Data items
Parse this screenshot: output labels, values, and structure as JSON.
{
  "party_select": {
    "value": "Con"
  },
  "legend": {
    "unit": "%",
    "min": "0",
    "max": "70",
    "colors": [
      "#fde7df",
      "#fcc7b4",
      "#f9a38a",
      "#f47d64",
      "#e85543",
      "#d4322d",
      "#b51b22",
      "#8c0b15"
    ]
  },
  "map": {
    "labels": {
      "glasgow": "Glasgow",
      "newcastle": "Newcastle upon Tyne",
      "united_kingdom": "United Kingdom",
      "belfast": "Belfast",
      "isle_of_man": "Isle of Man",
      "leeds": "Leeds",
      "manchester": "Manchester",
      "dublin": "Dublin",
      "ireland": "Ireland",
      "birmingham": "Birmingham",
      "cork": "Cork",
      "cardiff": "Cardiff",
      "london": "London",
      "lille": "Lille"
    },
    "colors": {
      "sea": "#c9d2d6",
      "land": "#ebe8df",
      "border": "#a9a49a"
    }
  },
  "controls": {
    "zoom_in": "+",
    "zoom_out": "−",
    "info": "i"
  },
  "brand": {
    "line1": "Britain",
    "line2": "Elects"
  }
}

[TASK TO COMPLETE] Reproduce each entry word for word.

[REPLY]
Parse this screenshot: output labels, values, and structure as JSON.
{
  "party_select": {
    "value": "Con"
  },
  "legend": {
    "unit": "%",
    "min": "0",
    "max": "70",
    "colors": [
      "#fde7df",
      "#fcc7b4",
      "#f9a38a",
      "#f47d64",
      "#e85543",
      "#d4322d",
      "#b51b22",
      "#8c0b15"
    ]
  },
  "map": {
    "labels": {
      "glasgow": "Glasgow",
      "newcastle": "Newcastle upon Tyne",
      "united_kingdom": "United Kingdom",
      "belfast": "Belfast",
      "isle_of_man": "Isle of Man",
      "leeds": "Leeds",
      "manchester": "Manchester",
      "dublin": "Dublin",
      "ireland": "Ireland",
      "birmingham": "Birmingham",
      "cork": "Cork",
      "cardiff": "Cardiff",
      "london": "London",
      "lille": "Lille"
    },
    "colors": {
      "sea": "#c9d2d6",
      "land": "#ebe8df",
      "border": "#a9a49a"
    }
  },
  "controls": {
    "zoom_in": "+",
    "zoom_out": "−",
    "info": "i"
  },
  "brand": {
    "line1": "Britain",
    "line2": "Elects"
  }
}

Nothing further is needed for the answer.